Task goal: Skip the pictures and extract all of the lines exactly as written.

[Structured figure records]
********************

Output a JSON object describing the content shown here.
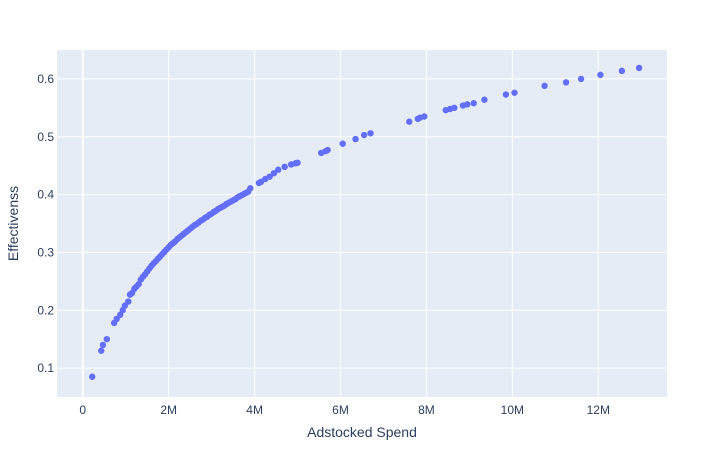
{
  "chart_data": {
    "type": "scatter",
    "title": "",
    "xlabel": "Adstocked Spend",
    "ylabel": "Effectivenss",
    "xlim": [
      -600000,
      13600000
    ],
    "ylim": [
      0.05,
      0.65
    ],
    "grid": true,
    "legend": "none",
    "colors": {
      "marker": "#636efa",
      "plot_bg": "#e5ecf6",
      "text": "#2a3f5f",
      "grid": "#ffffff"
    },
    "x_ticks": [
      {
        "value": 0,
        "label": "0"
      },
      {
        "value": 2000000,
        "label": "2M"
      },
      {
        "value": 4000000,
        "label": "4M"
      },
      {
        "value": 6000000,
        "label": "6M"
      },
      {
        "value": 8000000,
        "label": "8M"
      },
      {
        "value": 10000000,
        "label": "10M"
      },
      {
        "value": 12000000,
        "label": "12M"
      }
    ],
    "y_ticks": [
      {
        "value": 0.1,
        "label": "0.1"
      },
      {
        "value": 0.2,
        "label": "0.2"
      },
      {
        "value": 0.3,
        "label": "0.3"
      },
      {
        "value": 0.4,
        "label": "0.4"
      },
      {
        "value": 0.5,
        "label": "0.5"
      },
      {
        "value": 0.6,
        "label": "0.6"
      }
    ],
    "series": [
      {
        "x": [
          220000,
          430000,
          470000,
          560000,
          730000,
          790000,
          870000,
          930000,
          980000,
          1060000,
          1100000,
          1150000,
          1200000,
          1250000,
          1300000,
          1350000,
          1400000,
          1450000,
          1500000,
          1550000,
          1600000,
          1650000,
          1700000,
          1750000,
          1800000,
          1850000,
          1900000,
          1950000,
          2000000,
          2050000,
          2100000,
          2150000,
          2200000,
          2250000,
          2300000,
          2350000,
          2400000,
          2450000,
          2500000,
          2550000,
          2600000,
          2650000,
          2700000,
          2750000,
          2800000,
          2850000,
          2900000,
          2950000,
          3000000,
          3050000,
          3100000,
          3150000,
          3200000,
          3250000,
          3300000,
          3350000,
          3400000,
          3450000,
          3500000,
          3550000,
          3600000,
          3650000,
          3700000,
          3750000,
          3800000,
          3850000,
          3900000,
          4100000,
          4150000,
          4250000,
          4350000,
          4450000,
          4550000,
          4700000,
          4850000,
          4950000,
          5000000,
          5550000,
          5650000,
          5700000,
          6050000,
          6350000,
          6550000,
          6700000,
          7600000,
          7800000,
          7850000,
          7950000,
          8450000,
          8550000,
          8650000,
          8850000,
          8950000,
          9100000,
          9350000,
          9850000,
          10050000,
          10750000,
          11250000,
          11600000,
          12050000,
          12550000,
          12950000
        ],
        "y": [
          0.085,
          0.13,
          0.14,
          0.15,
          0.178,
          0.185,
          0.192,
          0.2,
          0.208,
          0.215,
          0.227,
          0.23,
          0.237,
          0.241,
          0.245,
          0.253,
          0.258,
          0.262,
          0.267,
          0.272,
          0.277,
          0.281,
          0.285,
          0.289,
          0.293,
          0.297,
          0.301,
          0.305,
          0.309,
          0.313,
          0.316,
          0.319,
          0.323,
          0.326,
          0.329,
          0.332,
          0.335,
          0.338,
          0.341,
          0.344,
          0.347,
          0.349,
          0.352,
          0.355,
          0.357,
          0.36,
          0.362,
          0.365,
          0.367,
          0.37,
          0.372,
          0.375,
          0.377,
          0.379,
          0.381,
          0.384,
          0.386,
          0.388,
          0.39,
          0.392,
          0.395,
          0.397,
          0.399,
          0.401,
          0.403,
          0.405,
          0.411,
          0.42,
          0.422,
          0.427,
          0.431,
          0.437,
          0.443,
          0.448,
          0.452,
          0.454,
          0.455,
          0.472,
          0.475,
          0.477,
          0.488,
          0.496,
          0.503,
          0.506,
          0.526,
          0.531,
          0.533,
          0.535,
          0.546,
          0.548,
          0.55,
          0.554,
          0.556,
          0.558,
          0.564,
          0.573,
          0.576,
          0.588,
          0.594,
          0.6,
          0.607,
          0.614,
          0.619
        ]
      }
    ]
  }
}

********************

The completed task:
Output a JSON object describing the content shown here.
{
  "chart_data": {
    "type": "scatter",
    "title": "",
    "xlabel": "Adstocked Spend",
    "ylabel": "Effectivenss",
    "xlim": [
      -600000,
      13600000
    ],
    "ylim": [
      0.05,
      0.65
    ],
    "grid": true,
    "legend": "none",
    "colors": {
      "marker": "#636efa",
      "plot_bg": "#e5ecf6",
      "text": "#2a3f5f",
      "grid": "#ffffff"
    },
    "x_ticks": [
      {
        "value": 0,
        "label": "0"
      },
      {
        "value": 2000000,
        "label": "2M"
      },
      {
        "value": 4000000,
        "label": "4M"
      },
      {
        "value": 6000000,
        "label": "6M"
      },
      {
        "value": 8000000,
        "label": "8M"
      },
      {
        "value": 10000000,
        "label": "10M"
      },
      {
        "value": 12000000,
        "label": "12M"
      }
    ],
    "y_ticks": [
      {
        "value": 0.1,
        "label": "0.1"
      },
      {
        "value": 0.2,
        "label": "0.2"
      },
      {
        "value": 0.3,
        "label": "0.3"
      },
      {
        "value": 0.4,
        "label": "0.4"
      },
      {
        "value": 0.5,
        "label": "0.5"
      },
      {
        "value": 0.6,
        "label": "0.6"
      }
    ],
    "series": [
      {
        "x": [
          220000,
          430000,
          470000,
          560000,
          730000,
          790000,
          870000,
          930000,
          980000,
          1060000,
          1100000,
          1150000,
          1200000,
          1250000,
          1300000,
          1350000,
          1400000,
          1450000,
          1500000,
          1550000,
          1600000,
          1650000,
          1700000,
          1750000,
          1800000,
          1850000,
          1900000,
          1950000,
          2000000,
          2050000,
          2100000,
          2150000,
          2200000,
          2250000,
          2300000,
          2350000,
          2400000,
          2450000,
          2500000,
          2550000,
          2600000,
          2650000,
          2700000,
          2750000,
          2800000,
          2850000,
          2900000,
          2950000,
          3000000,
          3050000,
          3100000,
          3150000,
          3200000,
          3250000,
          3300000,
          3350000,
          3400000,
          3450000,
          3500000,
          3550000,
          3600000,
          3650000,
          3700000,
          3750000,
          3800000,
          3850000,
          3900000,
          4100000,
          4150000,
          4250000,
          4350000,
          4450000,
          4550000,
          4700000,
          4850000,
          4950000,
          5000000,
          5550000,
          5650000,
          5700000,
          6050000,
          6350000,
          6550000,
          6700000,
          7600000,
          7800000,
          7850000,
          7950000,
          8450000,
          8550000,
          8650000,
          8850000,
          8950000,
          9100000,
          9350000,
          9850000,
          10050000,
          10750000,
          11250000,
          11600000,
          12050000,
          12550000,
          12950000
        ],
        "y": [
          0.085,
          0.13,
          0.14,
          0.15,
          0.178,
          0.185,
          0.192,
          0.2,
          0.208,
          0.215,
          0.227,
          0.23,
          0.237,
          0.241,
          0.245,
          0.253,
          0.258,
          0.262,
          0.267,
          0.272,
          0.277,
          0.281,
          0.285,
          0.289,
          0.293,
          0.297,
          0.301,
          0.305,
          0.309,
          0.313,
          0.316,
          0.319,
          0.323,
          0.326,
          0.329,
          0.332,
          0.335,
          0.338,
          0.341,
          0.344,
          0.347,
          0.349,
          0.352,
          0.355,
          0.357,
          0.36,
          0.362,
          0.365,
          0.367,
          0.37,
          0.372,
          0.375,
          0.377,
          0.379,
          0.381,
          0.384,
          0.386,
          0.388,
          0.39,
          0.392,
          0.395,
          0.397,
          0.399,
          0.401,
          0.403,
          0.405,
          0.411,
          0.42,
          0.422,
          0.427,
          0.431,
          0.437,
          0.443,
          0.448,
          0.452,
          0.454,
          0.455,
          0.472,
          0.475,
          0.477,
          0.488,
          0.496,
          0.503,
          0.506,
          0.526,
          0.531,
          0.533,
          0.535,
          0.546,
          0.548,
          0.55,
          0.554,
          0.556,
          0.558,
          0.564,
          0.573,
          0.576,
          0.588,
          0.594,
          0.6,
          0.607,
          0.614,
          0.619
        ]
      }
    ]
  }
}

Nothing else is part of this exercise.